**Material for this task**
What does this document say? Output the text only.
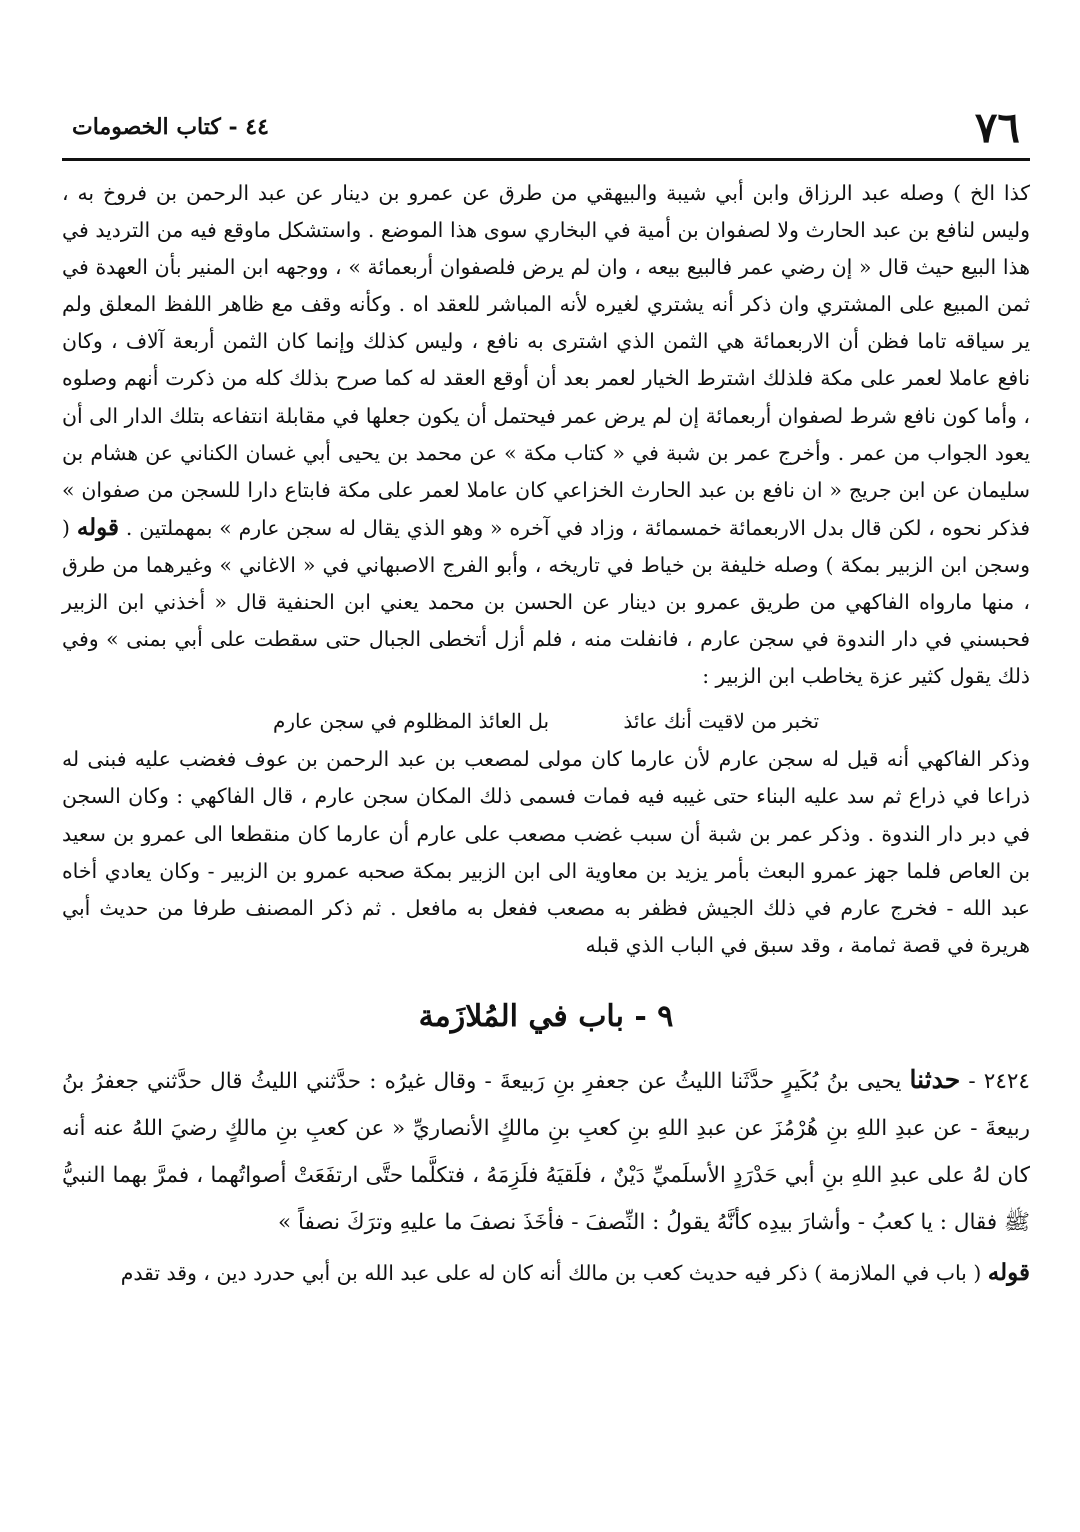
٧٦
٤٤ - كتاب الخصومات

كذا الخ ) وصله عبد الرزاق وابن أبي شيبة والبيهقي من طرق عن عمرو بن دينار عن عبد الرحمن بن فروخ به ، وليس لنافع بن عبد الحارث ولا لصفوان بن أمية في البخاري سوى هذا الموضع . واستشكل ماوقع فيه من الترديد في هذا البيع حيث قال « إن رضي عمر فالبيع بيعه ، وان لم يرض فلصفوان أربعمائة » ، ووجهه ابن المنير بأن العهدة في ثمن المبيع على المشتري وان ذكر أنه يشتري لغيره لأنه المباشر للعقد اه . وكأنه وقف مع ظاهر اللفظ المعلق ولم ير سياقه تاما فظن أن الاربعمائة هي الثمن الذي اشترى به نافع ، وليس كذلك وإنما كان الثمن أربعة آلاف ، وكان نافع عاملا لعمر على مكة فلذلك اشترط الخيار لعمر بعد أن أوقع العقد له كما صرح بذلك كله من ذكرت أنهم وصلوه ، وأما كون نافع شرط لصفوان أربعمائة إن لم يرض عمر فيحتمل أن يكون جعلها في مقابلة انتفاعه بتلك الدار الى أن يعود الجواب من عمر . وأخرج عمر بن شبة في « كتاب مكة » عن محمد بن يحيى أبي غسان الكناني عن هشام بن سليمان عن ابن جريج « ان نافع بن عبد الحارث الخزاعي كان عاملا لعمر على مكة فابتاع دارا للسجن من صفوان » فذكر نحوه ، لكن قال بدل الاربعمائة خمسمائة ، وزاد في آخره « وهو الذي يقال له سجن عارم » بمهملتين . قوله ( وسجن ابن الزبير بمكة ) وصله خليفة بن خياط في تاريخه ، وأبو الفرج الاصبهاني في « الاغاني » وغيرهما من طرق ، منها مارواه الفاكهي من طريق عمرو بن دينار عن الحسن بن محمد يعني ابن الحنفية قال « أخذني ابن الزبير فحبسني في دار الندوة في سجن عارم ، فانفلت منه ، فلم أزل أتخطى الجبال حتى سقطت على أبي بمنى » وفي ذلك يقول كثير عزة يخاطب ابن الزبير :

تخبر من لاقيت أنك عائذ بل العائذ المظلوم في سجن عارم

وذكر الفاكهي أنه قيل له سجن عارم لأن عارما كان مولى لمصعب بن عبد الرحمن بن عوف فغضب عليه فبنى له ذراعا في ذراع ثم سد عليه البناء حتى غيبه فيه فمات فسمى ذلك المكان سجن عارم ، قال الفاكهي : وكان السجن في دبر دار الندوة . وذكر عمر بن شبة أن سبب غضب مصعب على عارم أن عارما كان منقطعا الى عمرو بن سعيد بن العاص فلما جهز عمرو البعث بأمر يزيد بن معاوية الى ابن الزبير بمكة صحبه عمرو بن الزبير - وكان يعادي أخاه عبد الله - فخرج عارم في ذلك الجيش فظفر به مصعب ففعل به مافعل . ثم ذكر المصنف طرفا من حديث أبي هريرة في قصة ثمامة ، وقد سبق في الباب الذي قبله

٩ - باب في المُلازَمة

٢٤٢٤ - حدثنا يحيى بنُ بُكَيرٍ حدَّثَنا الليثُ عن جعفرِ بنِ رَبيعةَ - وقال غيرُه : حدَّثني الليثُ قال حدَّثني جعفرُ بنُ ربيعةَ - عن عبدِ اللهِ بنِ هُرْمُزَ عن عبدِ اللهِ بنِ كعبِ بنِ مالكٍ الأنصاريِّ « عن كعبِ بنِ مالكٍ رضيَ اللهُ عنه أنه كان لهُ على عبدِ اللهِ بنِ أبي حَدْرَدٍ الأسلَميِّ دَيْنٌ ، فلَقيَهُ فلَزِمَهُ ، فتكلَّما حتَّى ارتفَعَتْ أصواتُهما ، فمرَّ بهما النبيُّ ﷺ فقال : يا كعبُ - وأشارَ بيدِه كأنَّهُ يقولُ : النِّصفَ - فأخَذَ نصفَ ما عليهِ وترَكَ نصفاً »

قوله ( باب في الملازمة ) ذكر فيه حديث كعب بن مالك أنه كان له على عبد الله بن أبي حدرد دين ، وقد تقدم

**Stated problem**
Reproduce the whole listing exactly, but not the images in it.

**Task answer**
What does this document say? Output the text only.
٧٦
٤٤ - كتاب الخصومات

كذا الخ ) وصله عبد الرزاق وابن أبي شيبة والبيهقي من طرق عن عمرو بن دينار عن عبد الرحمن بن فروخ به ، وليس لنافع بن عبد الحارث ولا لصفوان بن أمية في البخاري سوى هذا الموضع . واستشكل ماوقع فيه من الترديد في هذا البيع حيث قال « إن رضي عمر فالبيع بيعه ، وان لم يرض فلصفوان أربعمائة » ، ووجهه ابن المنير بأن العهدة في ثمن المبيع على المشتري وان ذكر أنه يشتري لغيره لأنه المباشر للعقد اه . وكأنه وقف مع ظاهر اللفظ المعلق ولم ير سياقه تاما فظن أن الاربعمائة هي الثمن الذي اشترى به نافع ، وليس كذلك وإنما كان الثمن أربعة آلاف ، وكان نافع عاملا لعمر على مكة فلذلك اشترط الخيار لعمر بعد أن أوقع العقد له كما صرح بذلك كله من ذكرت أنهم وصلوه ، وأما كون نافع شرط لصفوان أربعمائة إن لم يرض عمر فيحتمل أن يكون جعلها في مقابلة انتفاعه بتلك الدار الى أن يعود الجواب من عمر . وأخرج عمر بن شبة في « كتاب مكة » عن محمد بن يحيى أبي غسان الكناني عن هشام بن سليمان عن ابن جريج « ان نافع بن عبد الحارث الخزاعي كان عاملا لعمر على مكة فابتاع دارا للسجن من صفوان » فذكر نحوه ، لكن قال بدل الاربعمائة خمسمائة ، وزاد في آخره « وهو الذي يقال له سجن عارم » بمهملتين . قوله ( وسجن ابن الزبير بمكة ) وصله خليفة بن خياط في تاريخه ، وأبو الفرج الاصبهاني في « الاغاني » وغيرهما من طرق ، منها مارواه الفاكهي من طريق عمرو بن دينار عن الحسن بن محمد يعني ابن الحنفية قال « أخذني ابن الزبير فحبسني في دار الندوة في سجن عارم ، فانفلت منه ، فلم أزل أتخطى الجبال حتى سقطت على أبي بمنى » وفي ذلك يقول كثير عزة يخاطب ابن الزبير :

تخبر من لاقيت أنك عائذ بل العائذ المظلوم في سجن عارم

وذكر الفاكهي أنه قيل له سجن عارم لأن عارما كان مولى لمصعب بن عبد الرحمن بن عوف فغضب عليه فبنى له ذراعا في ذراع ثم سد عليه البناء حتى غيبه فيه فمات فسمى ذلك المكان سجن عارم ، قال الفاكهي : وكان السجن في دبر دار الندوة . وذكر عمر بن شبة أن سبب غضب مصعب على عارم أن عارما كان منقطعا الى عمرو بن سعيد بن العاص فلما جهز عمرو البعث بأمر يزيد بن معاوية الى ابن الزبير بمكة صحبه عمرو بن الزبير - وكان يعادي أخاه عبد الله - فخرج عارم في ذلك الجيش فظفر به مصعب ففعل به مافعل . ثم ذكر المصنف طرفا من حديث أبي هريرة في قصة ثمامة ، وقد سبق في الباب الذي قبله

٩ - باب في المُلازَمة

٢٤٢٤ - حدثنا يحيى بنُ بُكَيرٍ حدَّثَنا الليثُ عن جعفرِ بنِ رَبيعةَ - وقال غيرُه : حدَّثني الليثُ قال حدَّثني جعفرُ بنُ ربيعةَ - عن عبدِ اللهِ بنِ هُرْمُزَ عن عبدِ اللهِ بنِ كعبِ بنِ مالكٍ الأنصاريِّ « عن كعبِ بنِ مالكٍ رضيَ اللهُ عنه أنه كان لهُ على عبدِ اللهِ بنِ أبي حَدْرَدٍ الأسلَميِّ دَيْنٌ ، فلَقيَهُ فلَزِمَهُ ، فتكلَّما حتَّى ارتفَعَتْ أصواتُهما ، فمرَّ بهما النبيُّ ﷺ فقال : يا كعبُ - وأشارَ بيدِه كأنَّهُ يقولُ : النِّصفَ - فأخَذَ نصفَ ما عليهِ وترَكَ نصفاً »

قوله ( باب في الملازمة ) ذكر فيه حديث كعب بن مالك أنه كان له على عبد الله بن أبي حدرد دين ، وقد تقدم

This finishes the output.